------ INFORMATION SHOWN ------
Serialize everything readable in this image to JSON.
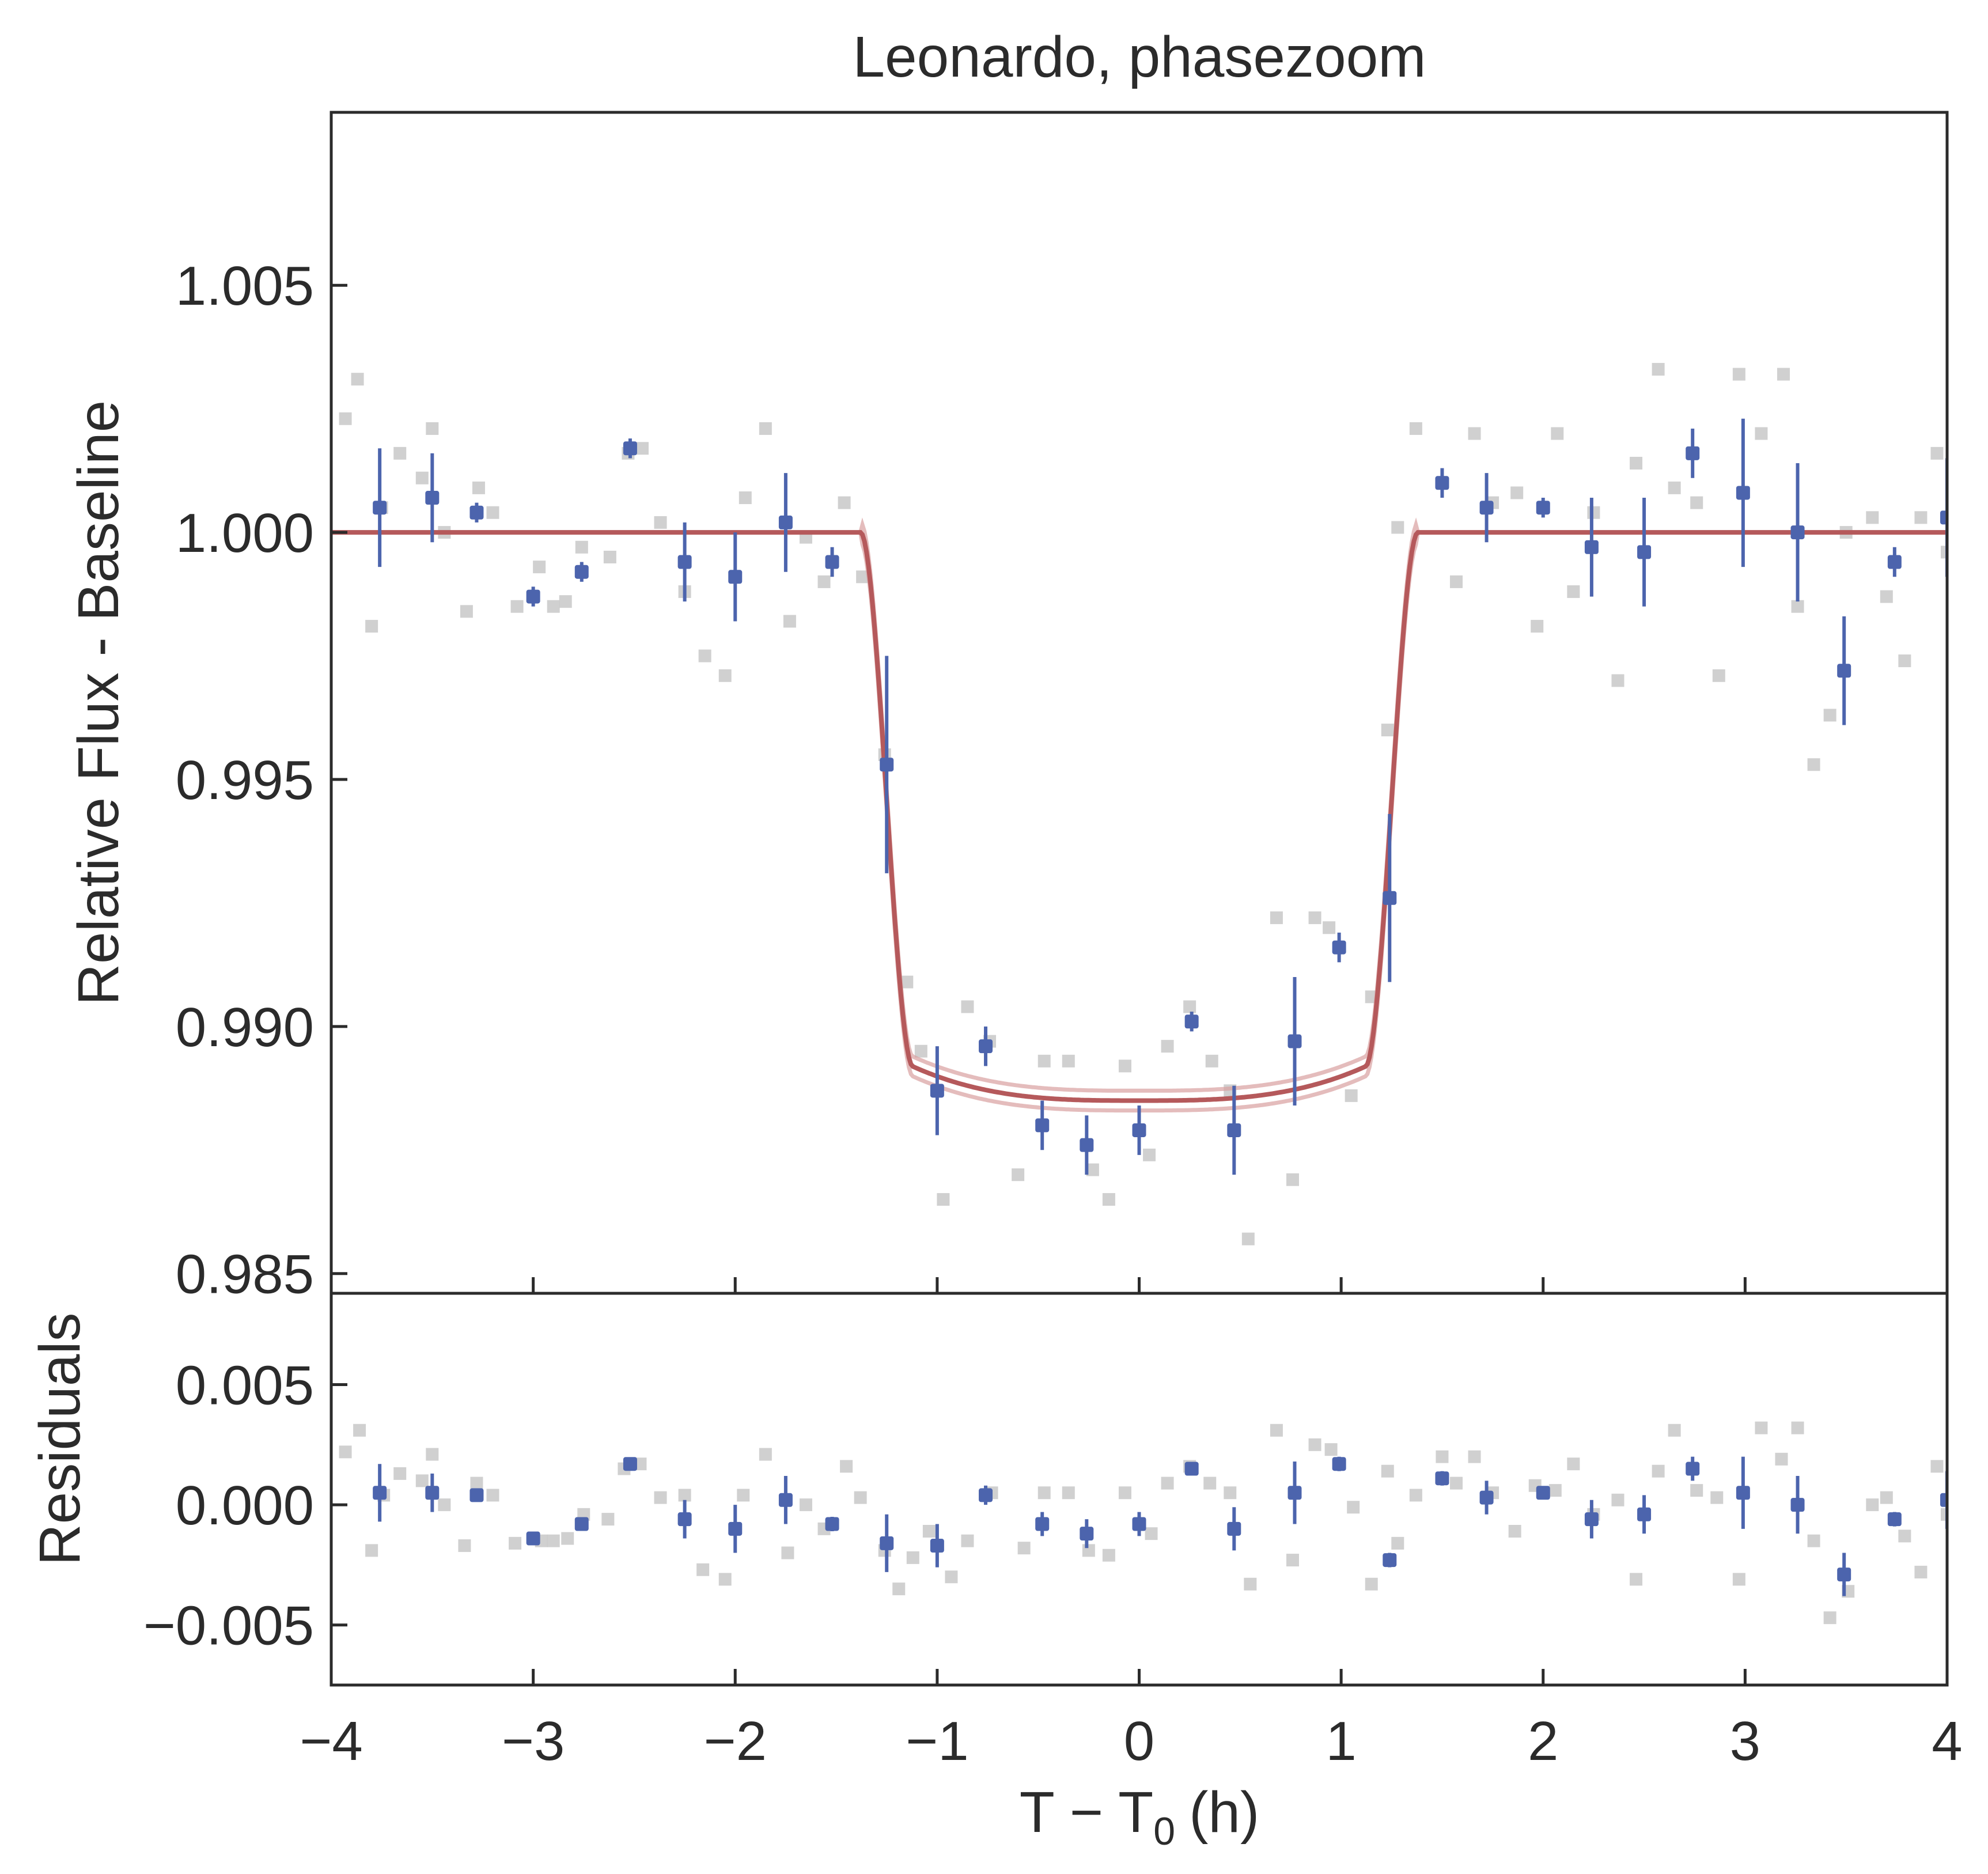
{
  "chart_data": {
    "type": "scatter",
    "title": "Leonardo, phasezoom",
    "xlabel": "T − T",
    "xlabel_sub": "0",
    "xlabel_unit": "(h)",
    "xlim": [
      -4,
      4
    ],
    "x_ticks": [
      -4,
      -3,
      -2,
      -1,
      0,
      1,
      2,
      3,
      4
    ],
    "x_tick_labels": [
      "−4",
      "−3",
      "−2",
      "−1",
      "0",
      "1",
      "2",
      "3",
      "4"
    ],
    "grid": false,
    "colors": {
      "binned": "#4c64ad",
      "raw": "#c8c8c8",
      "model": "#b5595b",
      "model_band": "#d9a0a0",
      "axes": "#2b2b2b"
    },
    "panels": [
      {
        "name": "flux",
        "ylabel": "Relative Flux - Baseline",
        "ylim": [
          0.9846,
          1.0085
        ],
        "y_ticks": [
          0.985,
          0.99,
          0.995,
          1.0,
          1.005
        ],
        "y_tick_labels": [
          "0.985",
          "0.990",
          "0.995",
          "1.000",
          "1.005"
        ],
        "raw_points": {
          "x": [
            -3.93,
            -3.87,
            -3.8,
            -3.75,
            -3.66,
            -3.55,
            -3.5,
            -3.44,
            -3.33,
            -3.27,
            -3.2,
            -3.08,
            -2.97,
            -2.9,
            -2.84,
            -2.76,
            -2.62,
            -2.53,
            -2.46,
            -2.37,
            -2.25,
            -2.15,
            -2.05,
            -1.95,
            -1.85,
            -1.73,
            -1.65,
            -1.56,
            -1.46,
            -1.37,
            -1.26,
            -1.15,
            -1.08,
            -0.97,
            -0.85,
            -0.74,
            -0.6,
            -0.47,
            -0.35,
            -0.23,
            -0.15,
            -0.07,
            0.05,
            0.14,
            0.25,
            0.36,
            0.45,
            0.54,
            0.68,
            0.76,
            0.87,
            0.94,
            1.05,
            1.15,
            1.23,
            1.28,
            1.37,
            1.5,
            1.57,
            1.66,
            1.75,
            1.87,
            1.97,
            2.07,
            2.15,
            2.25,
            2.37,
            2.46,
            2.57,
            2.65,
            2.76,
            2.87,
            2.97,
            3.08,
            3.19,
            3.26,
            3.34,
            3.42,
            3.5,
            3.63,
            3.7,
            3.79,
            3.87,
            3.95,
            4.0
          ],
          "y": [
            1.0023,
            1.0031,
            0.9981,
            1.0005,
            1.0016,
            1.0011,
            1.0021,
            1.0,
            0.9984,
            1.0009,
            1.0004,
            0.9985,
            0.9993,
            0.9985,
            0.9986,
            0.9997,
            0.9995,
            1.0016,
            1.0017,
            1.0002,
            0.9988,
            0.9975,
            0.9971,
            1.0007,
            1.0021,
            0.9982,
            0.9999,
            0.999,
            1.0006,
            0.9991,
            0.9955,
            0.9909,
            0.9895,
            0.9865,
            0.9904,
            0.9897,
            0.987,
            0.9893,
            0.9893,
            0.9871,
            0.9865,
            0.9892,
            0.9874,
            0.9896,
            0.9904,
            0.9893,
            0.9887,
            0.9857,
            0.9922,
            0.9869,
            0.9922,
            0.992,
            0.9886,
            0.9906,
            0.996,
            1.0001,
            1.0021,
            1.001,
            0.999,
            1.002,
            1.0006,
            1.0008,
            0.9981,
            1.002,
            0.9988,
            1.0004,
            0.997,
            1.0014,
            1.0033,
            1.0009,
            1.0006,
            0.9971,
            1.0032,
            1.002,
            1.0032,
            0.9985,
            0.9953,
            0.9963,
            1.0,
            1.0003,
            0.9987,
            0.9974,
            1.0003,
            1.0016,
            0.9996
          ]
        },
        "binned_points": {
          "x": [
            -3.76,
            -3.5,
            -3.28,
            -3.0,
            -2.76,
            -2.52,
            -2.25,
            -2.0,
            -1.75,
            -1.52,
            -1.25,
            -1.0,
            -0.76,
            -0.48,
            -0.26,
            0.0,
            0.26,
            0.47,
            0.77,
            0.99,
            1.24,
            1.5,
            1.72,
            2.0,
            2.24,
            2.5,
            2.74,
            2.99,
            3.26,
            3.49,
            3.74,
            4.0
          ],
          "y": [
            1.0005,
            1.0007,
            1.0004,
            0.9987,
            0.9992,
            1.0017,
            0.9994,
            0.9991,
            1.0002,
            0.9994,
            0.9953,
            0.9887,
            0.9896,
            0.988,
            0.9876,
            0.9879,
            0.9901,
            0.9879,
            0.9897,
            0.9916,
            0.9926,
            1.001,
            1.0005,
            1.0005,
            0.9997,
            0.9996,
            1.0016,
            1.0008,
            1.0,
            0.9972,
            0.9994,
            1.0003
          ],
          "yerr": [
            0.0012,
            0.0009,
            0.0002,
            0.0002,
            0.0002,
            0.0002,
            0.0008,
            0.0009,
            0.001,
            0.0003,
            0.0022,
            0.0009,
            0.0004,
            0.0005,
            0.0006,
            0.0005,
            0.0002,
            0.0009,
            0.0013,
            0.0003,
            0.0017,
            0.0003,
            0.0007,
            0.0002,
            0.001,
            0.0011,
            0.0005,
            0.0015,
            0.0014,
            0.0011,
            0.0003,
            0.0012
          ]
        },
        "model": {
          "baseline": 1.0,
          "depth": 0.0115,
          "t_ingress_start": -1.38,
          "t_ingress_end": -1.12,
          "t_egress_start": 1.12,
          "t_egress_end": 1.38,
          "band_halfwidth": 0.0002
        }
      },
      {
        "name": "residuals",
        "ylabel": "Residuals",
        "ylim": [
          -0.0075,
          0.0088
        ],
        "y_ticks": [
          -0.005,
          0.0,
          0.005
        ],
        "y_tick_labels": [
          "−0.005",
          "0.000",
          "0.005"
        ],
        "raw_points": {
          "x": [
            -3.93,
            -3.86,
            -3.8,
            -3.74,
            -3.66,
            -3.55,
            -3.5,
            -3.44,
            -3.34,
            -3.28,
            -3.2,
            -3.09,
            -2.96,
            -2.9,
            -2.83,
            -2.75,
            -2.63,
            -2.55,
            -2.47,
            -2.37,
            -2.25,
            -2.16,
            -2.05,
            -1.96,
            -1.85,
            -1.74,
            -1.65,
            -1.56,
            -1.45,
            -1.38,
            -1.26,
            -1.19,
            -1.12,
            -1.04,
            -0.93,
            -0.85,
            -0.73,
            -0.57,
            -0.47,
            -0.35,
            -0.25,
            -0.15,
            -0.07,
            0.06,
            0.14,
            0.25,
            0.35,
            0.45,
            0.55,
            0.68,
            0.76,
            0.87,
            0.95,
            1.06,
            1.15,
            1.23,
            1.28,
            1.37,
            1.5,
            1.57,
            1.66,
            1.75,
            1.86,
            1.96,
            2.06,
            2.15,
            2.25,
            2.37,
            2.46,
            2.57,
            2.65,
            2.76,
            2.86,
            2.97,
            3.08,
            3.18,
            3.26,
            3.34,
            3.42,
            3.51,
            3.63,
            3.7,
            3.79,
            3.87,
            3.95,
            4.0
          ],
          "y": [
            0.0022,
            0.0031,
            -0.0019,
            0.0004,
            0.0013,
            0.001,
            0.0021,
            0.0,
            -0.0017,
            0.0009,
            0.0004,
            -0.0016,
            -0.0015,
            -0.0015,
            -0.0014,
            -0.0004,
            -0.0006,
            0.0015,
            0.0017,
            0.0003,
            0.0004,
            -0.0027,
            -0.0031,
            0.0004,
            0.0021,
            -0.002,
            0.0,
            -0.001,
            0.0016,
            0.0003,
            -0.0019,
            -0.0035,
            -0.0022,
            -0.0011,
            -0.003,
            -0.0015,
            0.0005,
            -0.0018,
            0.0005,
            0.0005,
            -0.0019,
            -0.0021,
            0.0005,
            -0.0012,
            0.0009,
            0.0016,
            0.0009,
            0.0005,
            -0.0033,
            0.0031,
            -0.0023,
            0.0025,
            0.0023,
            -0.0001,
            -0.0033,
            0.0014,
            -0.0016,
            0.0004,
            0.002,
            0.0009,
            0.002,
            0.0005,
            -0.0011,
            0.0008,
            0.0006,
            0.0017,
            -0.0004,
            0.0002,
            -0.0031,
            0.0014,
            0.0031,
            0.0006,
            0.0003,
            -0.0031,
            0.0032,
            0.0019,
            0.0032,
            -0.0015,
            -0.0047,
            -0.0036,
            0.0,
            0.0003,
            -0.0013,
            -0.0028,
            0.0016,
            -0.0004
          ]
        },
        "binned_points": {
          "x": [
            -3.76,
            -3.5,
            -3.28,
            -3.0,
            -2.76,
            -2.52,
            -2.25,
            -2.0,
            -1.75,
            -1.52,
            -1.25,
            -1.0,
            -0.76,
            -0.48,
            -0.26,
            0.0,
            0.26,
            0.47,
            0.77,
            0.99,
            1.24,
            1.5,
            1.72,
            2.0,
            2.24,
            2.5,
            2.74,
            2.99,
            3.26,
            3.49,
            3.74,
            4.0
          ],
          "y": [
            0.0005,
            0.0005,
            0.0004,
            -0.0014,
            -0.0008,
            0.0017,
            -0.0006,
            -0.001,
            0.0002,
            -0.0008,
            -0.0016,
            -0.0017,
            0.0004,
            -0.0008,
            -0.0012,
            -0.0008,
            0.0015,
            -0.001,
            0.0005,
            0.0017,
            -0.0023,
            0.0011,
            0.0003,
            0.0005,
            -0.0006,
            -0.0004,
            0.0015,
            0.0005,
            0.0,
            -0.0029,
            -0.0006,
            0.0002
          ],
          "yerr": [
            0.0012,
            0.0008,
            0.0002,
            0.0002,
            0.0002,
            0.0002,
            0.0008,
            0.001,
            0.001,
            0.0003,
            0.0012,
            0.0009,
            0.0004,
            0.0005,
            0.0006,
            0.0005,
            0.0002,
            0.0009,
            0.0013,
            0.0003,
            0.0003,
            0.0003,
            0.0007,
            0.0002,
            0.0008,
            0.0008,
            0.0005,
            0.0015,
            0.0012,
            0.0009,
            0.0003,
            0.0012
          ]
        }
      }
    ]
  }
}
------
------ INFORMATION SHOWN ------
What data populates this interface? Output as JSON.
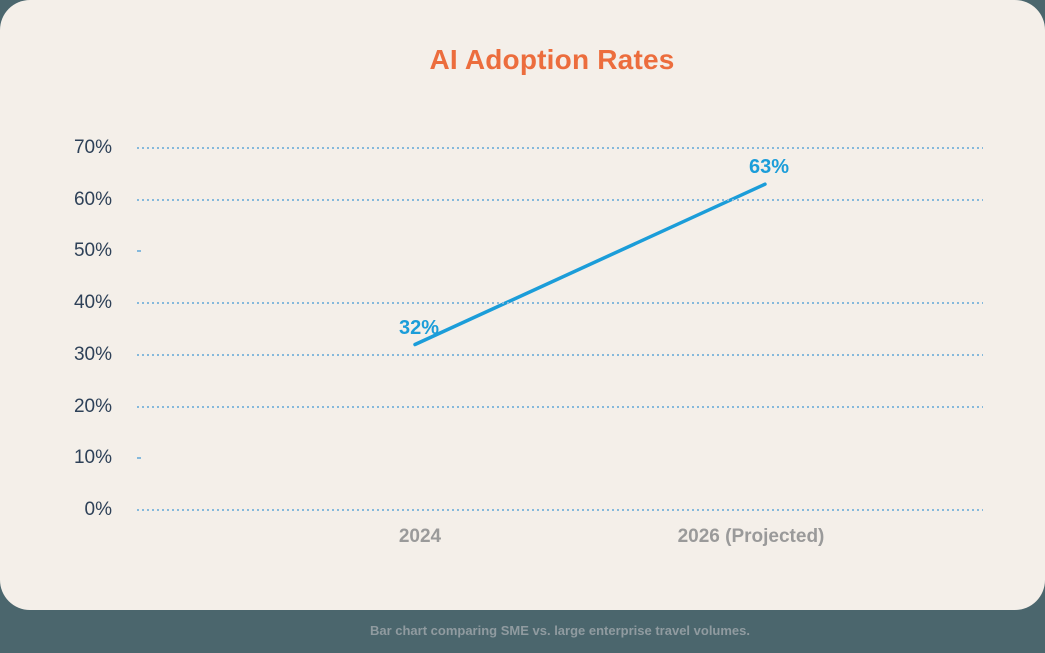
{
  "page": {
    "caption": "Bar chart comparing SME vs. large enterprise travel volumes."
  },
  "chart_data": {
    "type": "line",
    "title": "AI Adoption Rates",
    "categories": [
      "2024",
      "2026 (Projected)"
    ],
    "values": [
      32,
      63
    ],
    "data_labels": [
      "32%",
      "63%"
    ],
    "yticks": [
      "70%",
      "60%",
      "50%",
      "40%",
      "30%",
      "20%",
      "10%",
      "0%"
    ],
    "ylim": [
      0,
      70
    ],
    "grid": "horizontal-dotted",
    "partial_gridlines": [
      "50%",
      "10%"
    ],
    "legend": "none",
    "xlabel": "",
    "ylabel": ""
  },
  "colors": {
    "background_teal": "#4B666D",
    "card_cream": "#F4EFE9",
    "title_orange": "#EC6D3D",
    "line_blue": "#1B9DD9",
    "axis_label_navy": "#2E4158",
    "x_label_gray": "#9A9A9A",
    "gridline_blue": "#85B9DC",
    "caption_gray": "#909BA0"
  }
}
------
------ INFORMATION SHOWN ------
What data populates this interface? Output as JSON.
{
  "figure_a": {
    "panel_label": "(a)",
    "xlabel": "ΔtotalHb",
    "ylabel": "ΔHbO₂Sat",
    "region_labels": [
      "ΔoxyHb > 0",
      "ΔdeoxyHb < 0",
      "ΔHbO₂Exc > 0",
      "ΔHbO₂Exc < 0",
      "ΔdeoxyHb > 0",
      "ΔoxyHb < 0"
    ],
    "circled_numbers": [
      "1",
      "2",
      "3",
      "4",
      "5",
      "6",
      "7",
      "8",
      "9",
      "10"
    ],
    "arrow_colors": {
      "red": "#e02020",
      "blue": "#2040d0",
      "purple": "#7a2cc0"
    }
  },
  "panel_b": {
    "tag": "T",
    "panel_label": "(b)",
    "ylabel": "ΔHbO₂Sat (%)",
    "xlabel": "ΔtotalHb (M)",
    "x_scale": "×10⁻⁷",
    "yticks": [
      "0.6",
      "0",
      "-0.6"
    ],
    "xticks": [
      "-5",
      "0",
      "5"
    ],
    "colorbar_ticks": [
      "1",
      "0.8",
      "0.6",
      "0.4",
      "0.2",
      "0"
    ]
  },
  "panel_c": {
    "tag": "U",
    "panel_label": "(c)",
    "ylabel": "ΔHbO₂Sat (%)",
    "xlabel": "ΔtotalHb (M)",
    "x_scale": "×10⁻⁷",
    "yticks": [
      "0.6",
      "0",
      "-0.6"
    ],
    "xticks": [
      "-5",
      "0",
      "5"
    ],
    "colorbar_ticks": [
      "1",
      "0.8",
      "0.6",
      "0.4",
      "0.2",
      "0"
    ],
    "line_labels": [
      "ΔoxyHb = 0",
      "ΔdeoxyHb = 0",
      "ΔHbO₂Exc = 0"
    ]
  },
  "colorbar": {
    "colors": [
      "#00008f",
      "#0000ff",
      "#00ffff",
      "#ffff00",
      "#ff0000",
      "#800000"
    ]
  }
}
------
## GIVEN REQUEST
Search the records for the word "ylabel" and copy every line where it occurs.

## RESPONSE
        "ylabel": "Relative Flux - Baseline",
        "ylabel": "Residuals",
    "ylabel": ""
    "ylabel": "ΔHbO₂Sat",
    "ylabel": "ΔHbO₂Sat (%)",
    "ylabel": "ΔHbO₂Sat (%)",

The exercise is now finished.